**Passage to read**
That question doesn’t get raised in town halls or captured in engagement surveys. It surfaces in the hallway conversation after the meeting. In the quiet disengagement of someone who used to give everything and now gives just enough.
The numbers make it plain. More than half of workers (53%) say they’re worried that using AI for work tasks makes them look replaceable to their employers. A nearly identical share (52%) admits reluctance to even acknowledge using AI for important tasks. These are capable, motivated professionals trying to hold onto their sense of worth in a system that keeps reshuffling the deck.
We’ve built so much of our self-concept around what we’re capable of producing. Our expertise, our judgment, our value to the organization. When a model can replicate the output in seconds, the thing under threat is the story we tell about ourselves. That story turns out to be more fragile than we thought. And more important than we ever gave it credit for.
The Amazing Work! newsletter exists because of a simple observation: when you ask people to describe a moment when they were genuinely thriving at work, almost none of those stories are about efficiency. They’re about being truly seen. About doing work that felt like it mattered to someone. About being trusted with something hard and having a leader who recognized it. That’s what the identity crisis is quietly eroding. And if we’re not careful, it’s exactly what we’ll optimize away.
A relational fear
The people we talk to aren’t afraid of AI in the abstract. They’re afraid of becoming irrelevant to the people they respect.
That distinction changes everything about how organizations should respond.
When the technology moves faster than culture, people fill the gap with anxiety. And anxiety left unaddressed becomes disengagement. The investment is pouring in, but the human framework to receive it is not keeping pace. At the 2025 SIOP Leading Edge Consortium on People Analytics, a recurring theme from more than 20 leading experts was blunt: winning with AI is a workforce transformation problem. A SIOP member survey found that while practitioners are broadly embracing generative AI, a strong underlying theme was clear: AI technologies should be used in conjunction with human expertise. The tools are multiplying. The strategic clarity about what humans are supposed to own is not.
People can handle hard truths. What they can’t handle is feeling like no one is thinking seriously about their place in what lies ahead.

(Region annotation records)
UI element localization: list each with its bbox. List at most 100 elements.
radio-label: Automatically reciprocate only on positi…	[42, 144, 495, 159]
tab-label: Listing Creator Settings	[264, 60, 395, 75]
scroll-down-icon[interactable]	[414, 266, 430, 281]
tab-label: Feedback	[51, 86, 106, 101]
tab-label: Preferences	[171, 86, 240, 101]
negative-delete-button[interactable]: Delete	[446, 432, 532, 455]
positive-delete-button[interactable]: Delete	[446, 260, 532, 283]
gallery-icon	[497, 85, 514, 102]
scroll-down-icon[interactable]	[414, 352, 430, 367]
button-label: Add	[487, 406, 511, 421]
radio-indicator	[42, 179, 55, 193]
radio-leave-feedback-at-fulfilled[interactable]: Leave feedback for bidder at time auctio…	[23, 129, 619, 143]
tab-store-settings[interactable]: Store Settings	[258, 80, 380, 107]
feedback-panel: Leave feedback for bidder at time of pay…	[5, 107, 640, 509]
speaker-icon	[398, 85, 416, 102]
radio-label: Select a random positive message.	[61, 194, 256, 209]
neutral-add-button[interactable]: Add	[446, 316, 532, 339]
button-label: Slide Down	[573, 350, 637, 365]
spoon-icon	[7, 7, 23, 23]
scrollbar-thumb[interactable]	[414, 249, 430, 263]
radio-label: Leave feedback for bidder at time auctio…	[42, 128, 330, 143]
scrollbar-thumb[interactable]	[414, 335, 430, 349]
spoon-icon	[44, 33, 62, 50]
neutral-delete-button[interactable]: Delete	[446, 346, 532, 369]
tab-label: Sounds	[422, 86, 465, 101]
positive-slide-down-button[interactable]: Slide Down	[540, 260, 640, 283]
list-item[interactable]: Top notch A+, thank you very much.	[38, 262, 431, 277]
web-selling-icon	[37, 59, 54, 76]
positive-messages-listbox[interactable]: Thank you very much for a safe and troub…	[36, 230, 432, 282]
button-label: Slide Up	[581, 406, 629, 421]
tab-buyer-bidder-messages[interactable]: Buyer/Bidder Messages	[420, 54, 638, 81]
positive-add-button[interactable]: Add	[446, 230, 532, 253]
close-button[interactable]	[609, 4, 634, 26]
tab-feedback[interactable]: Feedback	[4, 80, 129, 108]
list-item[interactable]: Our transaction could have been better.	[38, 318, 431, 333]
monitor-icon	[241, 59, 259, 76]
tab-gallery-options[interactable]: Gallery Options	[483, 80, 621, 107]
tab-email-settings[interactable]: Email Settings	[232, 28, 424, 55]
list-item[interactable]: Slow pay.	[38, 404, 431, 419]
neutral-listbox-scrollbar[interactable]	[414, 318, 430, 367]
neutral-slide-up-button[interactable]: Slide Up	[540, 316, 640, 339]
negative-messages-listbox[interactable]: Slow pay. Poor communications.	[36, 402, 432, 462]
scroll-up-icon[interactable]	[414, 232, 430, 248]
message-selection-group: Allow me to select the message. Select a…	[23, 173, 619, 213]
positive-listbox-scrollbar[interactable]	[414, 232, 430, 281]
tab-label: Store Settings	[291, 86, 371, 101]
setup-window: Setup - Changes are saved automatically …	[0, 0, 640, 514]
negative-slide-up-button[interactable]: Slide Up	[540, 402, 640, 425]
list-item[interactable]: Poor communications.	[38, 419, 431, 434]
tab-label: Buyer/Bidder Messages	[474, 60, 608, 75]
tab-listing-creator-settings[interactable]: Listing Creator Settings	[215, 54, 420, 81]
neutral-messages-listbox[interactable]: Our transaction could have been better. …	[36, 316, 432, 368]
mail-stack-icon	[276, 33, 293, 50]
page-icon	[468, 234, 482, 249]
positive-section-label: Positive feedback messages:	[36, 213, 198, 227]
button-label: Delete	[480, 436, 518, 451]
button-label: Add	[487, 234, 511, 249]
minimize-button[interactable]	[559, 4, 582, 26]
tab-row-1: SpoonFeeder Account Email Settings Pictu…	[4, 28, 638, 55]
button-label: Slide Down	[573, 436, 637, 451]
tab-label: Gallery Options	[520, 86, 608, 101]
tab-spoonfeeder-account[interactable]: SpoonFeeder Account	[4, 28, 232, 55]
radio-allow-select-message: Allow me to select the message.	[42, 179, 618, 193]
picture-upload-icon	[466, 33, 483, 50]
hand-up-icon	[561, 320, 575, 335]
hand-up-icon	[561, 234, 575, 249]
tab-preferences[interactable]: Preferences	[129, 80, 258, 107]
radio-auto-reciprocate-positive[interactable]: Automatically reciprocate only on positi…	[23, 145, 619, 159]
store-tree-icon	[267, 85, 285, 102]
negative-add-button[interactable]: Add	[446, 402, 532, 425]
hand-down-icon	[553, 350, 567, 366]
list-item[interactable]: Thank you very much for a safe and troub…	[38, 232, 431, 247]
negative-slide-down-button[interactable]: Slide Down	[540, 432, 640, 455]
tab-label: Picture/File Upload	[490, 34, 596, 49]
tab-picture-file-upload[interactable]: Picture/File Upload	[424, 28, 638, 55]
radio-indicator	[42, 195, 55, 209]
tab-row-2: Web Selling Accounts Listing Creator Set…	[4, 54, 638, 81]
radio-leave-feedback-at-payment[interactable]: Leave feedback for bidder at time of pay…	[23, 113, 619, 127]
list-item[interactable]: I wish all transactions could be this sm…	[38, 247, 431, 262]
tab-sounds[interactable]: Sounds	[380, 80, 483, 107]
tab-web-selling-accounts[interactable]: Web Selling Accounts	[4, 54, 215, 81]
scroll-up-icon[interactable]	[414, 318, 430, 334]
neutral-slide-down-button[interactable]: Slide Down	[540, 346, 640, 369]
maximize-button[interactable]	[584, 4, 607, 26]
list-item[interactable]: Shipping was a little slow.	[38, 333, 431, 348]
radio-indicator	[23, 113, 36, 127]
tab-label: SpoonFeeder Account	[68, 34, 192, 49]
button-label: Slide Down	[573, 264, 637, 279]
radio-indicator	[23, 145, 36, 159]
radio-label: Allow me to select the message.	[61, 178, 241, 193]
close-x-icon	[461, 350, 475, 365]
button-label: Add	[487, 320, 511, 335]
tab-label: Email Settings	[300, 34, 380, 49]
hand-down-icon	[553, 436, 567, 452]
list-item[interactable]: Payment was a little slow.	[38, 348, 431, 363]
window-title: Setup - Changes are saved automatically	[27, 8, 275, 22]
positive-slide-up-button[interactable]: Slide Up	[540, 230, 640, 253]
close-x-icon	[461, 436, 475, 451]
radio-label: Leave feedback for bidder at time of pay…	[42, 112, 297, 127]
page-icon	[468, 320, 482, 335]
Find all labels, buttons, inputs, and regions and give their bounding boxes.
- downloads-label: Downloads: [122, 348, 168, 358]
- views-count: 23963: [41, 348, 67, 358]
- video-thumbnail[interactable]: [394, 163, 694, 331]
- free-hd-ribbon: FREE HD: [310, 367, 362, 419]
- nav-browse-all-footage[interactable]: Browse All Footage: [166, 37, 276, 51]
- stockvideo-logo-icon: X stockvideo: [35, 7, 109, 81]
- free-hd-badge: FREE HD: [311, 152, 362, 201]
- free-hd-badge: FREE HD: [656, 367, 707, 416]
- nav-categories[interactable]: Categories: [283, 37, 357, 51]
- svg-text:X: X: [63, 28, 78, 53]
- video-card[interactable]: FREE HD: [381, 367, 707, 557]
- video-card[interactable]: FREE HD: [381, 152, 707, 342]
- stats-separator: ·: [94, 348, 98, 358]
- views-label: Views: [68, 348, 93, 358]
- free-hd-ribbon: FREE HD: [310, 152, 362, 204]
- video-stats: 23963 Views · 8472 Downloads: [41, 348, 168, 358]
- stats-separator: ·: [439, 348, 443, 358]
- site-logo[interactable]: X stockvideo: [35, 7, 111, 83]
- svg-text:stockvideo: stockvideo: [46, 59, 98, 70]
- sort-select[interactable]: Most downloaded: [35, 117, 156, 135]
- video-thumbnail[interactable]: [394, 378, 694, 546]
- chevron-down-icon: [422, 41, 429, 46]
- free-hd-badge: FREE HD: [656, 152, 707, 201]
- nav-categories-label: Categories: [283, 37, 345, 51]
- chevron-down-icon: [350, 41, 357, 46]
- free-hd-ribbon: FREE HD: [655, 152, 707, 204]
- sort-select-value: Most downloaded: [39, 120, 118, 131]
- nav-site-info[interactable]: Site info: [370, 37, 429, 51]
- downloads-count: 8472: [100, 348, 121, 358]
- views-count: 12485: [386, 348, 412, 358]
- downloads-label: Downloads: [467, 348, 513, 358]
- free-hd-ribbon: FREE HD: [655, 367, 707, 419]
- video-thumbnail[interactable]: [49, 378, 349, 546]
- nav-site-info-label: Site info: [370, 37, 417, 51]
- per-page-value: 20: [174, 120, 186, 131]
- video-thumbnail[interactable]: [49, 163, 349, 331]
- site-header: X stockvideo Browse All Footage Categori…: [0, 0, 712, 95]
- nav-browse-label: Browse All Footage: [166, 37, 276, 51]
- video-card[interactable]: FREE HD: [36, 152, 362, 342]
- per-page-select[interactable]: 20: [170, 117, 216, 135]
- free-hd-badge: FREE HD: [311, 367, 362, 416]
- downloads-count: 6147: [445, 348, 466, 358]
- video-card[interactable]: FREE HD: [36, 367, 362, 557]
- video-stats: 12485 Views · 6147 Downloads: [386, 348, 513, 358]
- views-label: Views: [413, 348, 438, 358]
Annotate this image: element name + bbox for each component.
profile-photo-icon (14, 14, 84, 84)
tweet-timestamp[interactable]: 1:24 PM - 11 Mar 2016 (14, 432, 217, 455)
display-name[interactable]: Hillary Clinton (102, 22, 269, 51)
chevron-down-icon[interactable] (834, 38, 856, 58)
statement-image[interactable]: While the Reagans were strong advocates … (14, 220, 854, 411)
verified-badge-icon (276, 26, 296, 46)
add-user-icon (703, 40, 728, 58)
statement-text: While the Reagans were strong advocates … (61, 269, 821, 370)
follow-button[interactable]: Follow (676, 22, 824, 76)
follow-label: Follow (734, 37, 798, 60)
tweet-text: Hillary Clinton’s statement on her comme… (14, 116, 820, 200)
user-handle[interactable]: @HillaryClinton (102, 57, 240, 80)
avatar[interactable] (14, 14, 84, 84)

**To do**
#1 In the passage about workers and AI, what percentage of workers say they worry that using AI for work tasks makes them look replaceable to their employers?
#2 State whether each statement agrees with the passage about workers and AI, and give yes or no with the deciding words quoted from it. (a) Roughly half of workers admit reluctance to acknowledge using AI for important tasks. (b) The people the writers talk to are afraid of AI in the abstract. (c) Strategic clarity about what humans should own is growing as fast as the tools.
These rows were drawn from a different source than the passage.

**Answers for the tasks**
#1 53% of workers, which is more than half.

#2
(a) Yes: "A nearly identical share (52%) admits reluctance to even acknowledge using AI for important tasks."
(b) No: "The people we talk to aren’t afraid of AI in the abstract."
(c) No: "The tools are multiplying. The strategic clarity about what humans are supposed to own is not."